### DATA PROVIDED
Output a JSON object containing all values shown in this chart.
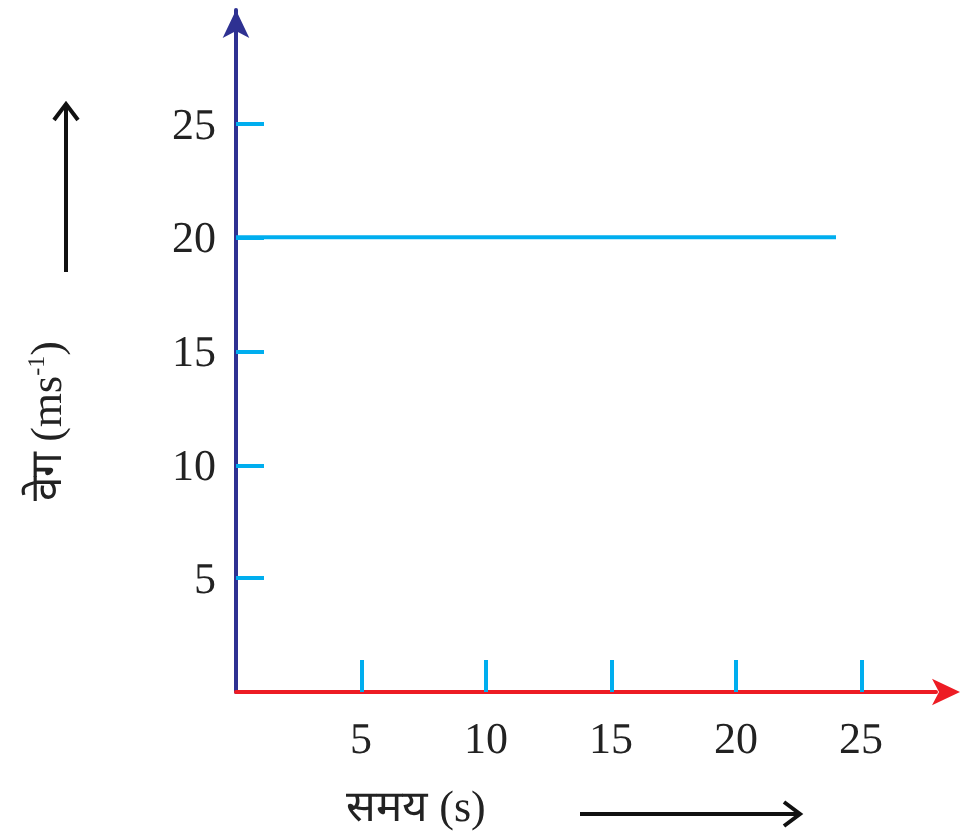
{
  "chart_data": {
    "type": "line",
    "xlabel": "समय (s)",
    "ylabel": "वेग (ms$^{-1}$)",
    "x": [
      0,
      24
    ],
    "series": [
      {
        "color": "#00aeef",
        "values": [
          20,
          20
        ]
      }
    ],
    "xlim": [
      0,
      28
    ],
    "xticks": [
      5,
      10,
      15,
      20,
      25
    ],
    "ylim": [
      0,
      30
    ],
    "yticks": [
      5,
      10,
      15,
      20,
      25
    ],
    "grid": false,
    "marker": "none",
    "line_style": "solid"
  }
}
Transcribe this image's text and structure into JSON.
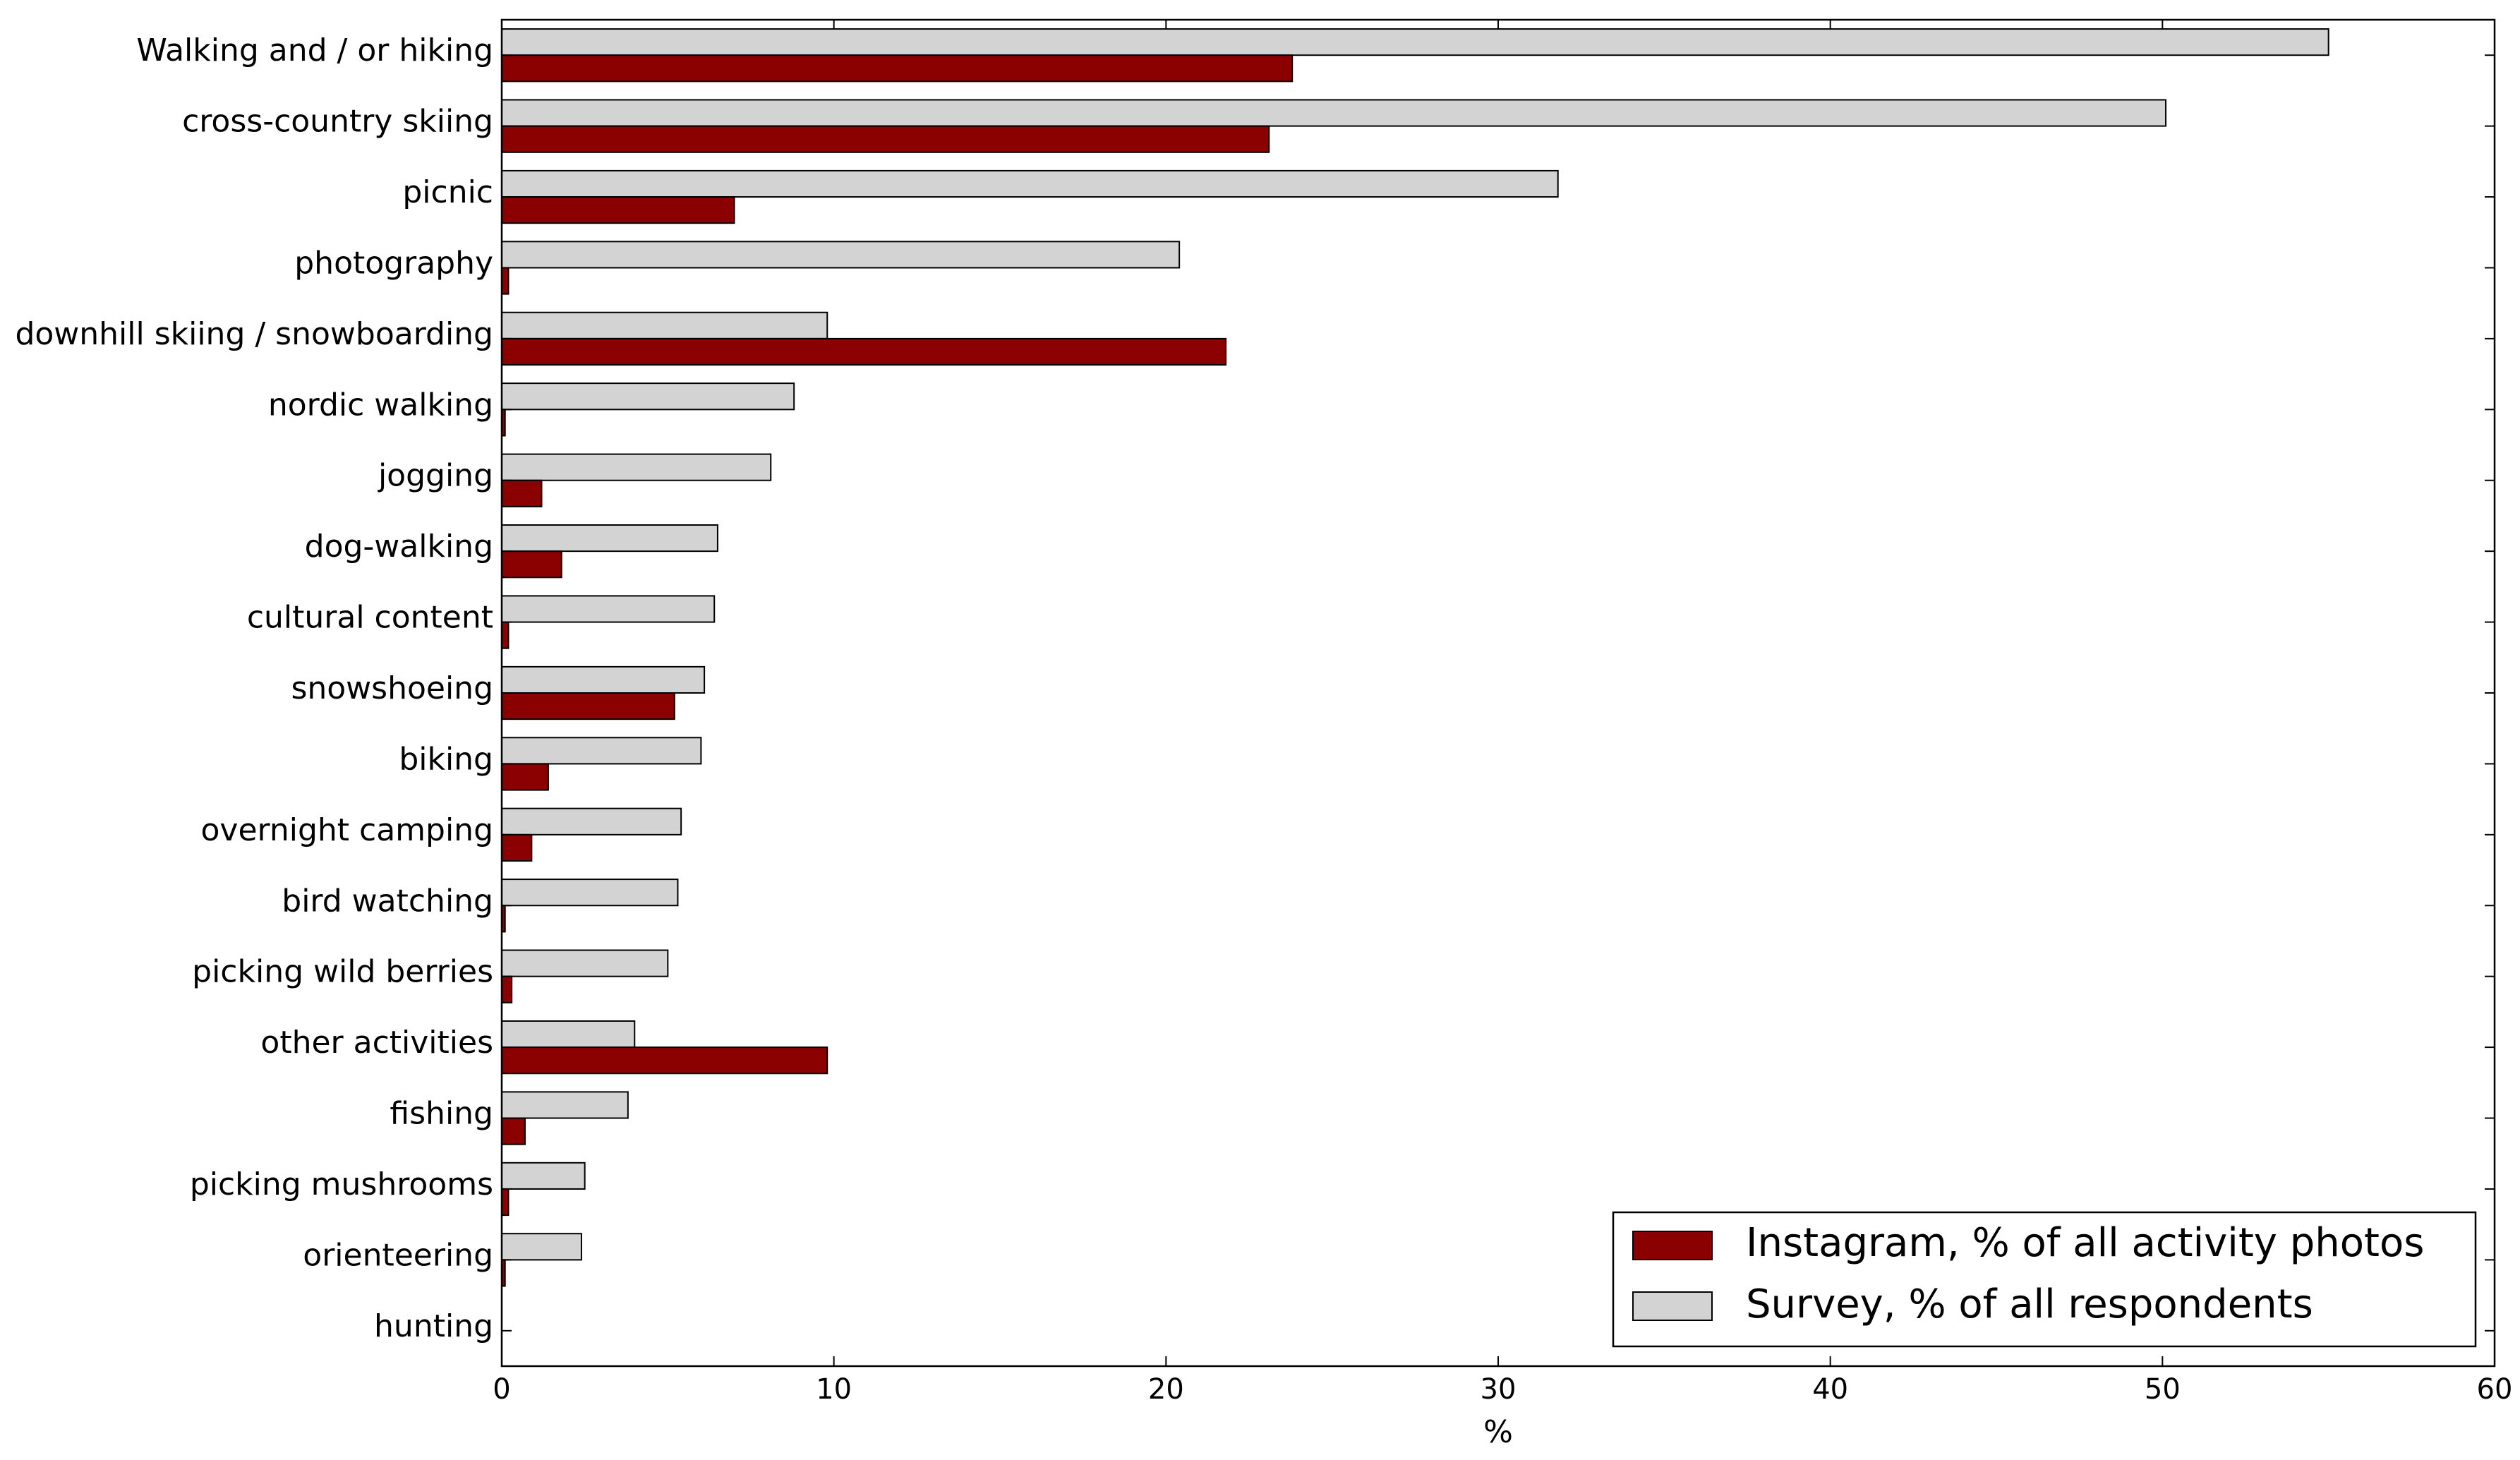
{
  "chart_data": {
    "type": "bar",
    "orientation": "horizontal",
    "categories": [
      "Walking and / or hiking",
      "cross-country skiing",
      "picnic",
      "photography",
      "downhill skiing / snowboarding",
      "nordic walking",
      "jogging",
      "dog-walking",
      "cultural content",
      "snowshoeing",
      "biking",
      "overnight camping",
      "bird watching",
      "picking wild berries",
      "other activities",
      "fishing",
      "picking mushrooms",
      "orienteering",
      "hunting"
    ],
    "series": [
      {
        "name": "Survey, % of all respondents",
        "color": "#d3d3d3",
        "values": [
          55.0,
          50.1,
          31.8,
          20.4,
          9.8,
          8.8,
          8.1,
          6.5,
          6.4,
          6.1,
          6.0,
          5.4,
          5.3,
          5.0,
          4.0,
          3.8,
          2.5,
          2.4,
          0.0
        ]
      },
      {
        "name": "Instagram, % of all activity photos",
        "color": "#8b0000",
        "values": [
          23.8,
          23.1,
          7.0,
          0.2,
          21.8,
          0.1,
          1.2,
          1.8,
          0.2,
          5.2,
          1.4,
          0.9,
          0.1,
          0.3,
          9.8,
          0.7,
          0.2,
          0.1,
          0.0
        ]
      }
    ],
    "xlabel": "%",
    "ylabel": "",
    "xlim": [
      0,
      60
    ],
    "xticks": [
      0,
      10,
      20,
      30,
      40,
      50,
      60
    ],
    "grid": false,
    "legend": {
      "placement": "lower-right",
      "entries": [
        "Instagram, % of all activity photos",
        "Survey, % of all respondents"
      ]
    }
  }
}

### STATED EXERCISE
From the records given above, reproduce all text exactly and exclude each picture.

### RESULT FOR THIS EXERCISE
Output a JSON object containing all values shown in this chart.
{
  "chart_data": {
    "type": "line",
    "xlabel": "समय (s)",
    "ylabel": "वेग (ms$^{-1}$)",
    "x": [
      0,
      24
    ],
    "series": [
      {
        "color": "#00aeef",
        "values": [
          20,
          20
        ]
      }
    ],
    "xlim": [
      0,
      28
    ],
    "xticks": [
      5,
      10,
      15,
      20,
      25
    ],
    "ylim": [
      0,
      30
    ],
    "yticks": [
      5,
      10,
      15,
      20,
      25
    ],
    "grid": false,
    "marker": "none",
    "line_style": "solid"
  }
}
Transcribe this image's text and structure into JSON.
{
  "chart_data": {
    "type": "bar",
    "orientation": "horizontal",
    "categories": [
      "Walking and / or hiking",
      "cross-country skiing",
      "picnic",
      "photography",
      "downhill skiing / snowboarding",
      "nordic walking",
      "jogging",
      "dog-walking",
      "cultural content",
      "snowshoeing",
      "biking",
      "overnight camping",
      "bird watching",
      "picking wild berries",
      "other activities",
      "fishing",
      "picking mushrooms",
      "orienteering",
      "hunting"
    ],
    "series": [
      {
        "name": "Survey, % of all respondents",
        "color": "#d3d3d3",
        "values": [
          55.0,
          50.1,
          31.8,
          20.4,
          9.8,
          8.8,
          8.1,
          6.5,
          6.4,
          6.1,
          6.0,
          5.4,
          5.3,
          5.0,
          4.0,
          3.8,
          2.5,
          2.4,
          0.0
        ]
      },
      {
        "name": "Instagram, % of all activity photos",
        "color": "#8b0000",
        "values": [
          23.8,
          23.1,
          7.0,
          0.2,
          21.8,
          0.1,
          1.2,
          1.8,
          0.2,
          5.2,
          1.4,
          0.9,
          0.1,
          0.3,
          9.8,
          0.7,
          0.2,
          0.1,
          0.0
        ]
      }
    ],
    "xlabel": "%",
    "ylabel": "",
    "xlim": [
      0,
      60
    ],
    "xticks": [
      0,
      10,
      20,
      30,
      40,
      50,
      60
    ],
    "grid": false,
    "legend": {
      "placement": "lower-right",
      "entries": [
        "Instagram, % of all activity photos",
        "Survey, % of all respondents"
      ]
    }
  }
}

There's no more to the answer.